++++ Rows ++++

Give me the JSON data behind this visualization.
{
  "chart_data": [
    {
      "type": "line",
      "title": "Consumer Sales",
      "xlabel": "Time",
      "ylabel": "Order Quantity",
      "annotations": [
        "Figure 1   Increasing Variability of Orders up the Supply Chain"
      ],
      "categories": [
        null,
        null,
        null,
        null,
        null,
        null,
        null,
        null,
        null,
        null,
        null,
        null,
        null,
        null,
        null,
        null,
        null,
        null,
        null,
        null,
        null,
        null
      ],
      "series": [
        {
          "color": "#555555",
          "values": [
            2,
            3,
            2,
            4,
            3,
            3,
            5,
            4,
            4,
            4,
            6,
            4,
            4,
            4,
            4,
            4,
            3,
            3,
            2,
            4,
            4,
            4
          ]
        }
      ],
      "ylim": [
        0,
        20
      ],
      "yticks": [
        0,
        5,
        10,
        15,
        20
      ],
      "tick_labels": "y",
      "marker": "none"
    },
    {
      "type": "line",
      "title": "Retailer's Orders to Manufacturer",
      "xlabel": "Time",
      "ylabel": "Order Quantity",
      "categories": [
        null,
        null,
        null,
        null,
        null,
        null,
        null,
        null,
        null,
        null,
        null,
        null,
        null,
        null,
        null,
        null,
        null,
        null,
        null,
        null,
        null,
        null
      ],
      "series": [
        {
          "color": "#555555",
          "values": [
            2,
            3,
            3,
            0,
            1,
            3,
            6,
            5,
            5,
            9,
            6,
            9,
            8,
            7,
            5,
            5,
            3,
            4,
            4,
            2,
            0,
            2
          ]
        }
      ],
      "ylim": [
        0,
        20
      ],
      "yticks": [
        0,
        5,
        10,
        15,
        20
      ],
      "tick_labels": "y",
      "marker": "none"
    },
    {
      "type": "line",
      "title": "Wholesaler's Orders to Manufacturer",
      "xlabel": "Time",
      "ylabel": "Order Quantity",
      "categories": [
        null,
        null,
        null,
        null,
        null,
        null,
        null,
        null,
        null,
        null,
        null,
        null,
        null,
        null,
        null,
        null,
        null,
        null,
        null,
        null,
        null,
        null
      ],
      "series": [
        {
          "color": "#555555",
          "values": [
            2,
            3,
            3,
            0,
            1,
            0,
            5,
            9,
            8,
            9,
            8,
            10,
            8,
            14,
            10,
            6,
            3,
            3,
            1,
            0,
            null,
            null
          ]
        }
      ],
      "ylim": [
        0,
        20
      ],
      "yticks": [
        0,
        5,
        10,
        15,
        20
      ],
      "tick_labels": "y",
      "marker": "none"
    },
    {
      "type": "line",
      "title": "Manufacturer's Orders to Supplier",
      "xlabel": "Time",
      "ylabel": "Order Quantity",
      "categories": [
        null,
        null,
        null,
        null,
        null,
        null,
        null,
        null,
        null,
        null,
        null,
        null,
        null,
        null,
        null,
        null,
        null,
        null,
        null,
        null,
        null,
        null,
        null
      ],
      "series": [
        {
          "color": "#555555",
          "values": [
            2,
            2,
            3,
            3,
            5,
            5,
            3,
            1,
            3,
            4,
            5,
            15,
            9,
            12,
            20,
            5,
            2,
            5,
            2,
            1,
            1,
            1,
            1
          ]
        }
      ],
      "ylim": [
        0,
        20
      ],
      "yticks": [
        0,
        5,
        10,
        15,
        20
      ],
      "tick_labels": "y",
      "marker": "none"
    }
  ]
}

++++

What the task requires:
Look for lines containing the string "Manufacturer" and copy them all.

Response to the task:
      "title": "Retailer's Orders to Manufacturer",
      "title": "Wholesaler's Orders to Manufacturer",
      "title": "Manufacturer's Orders to Supplier",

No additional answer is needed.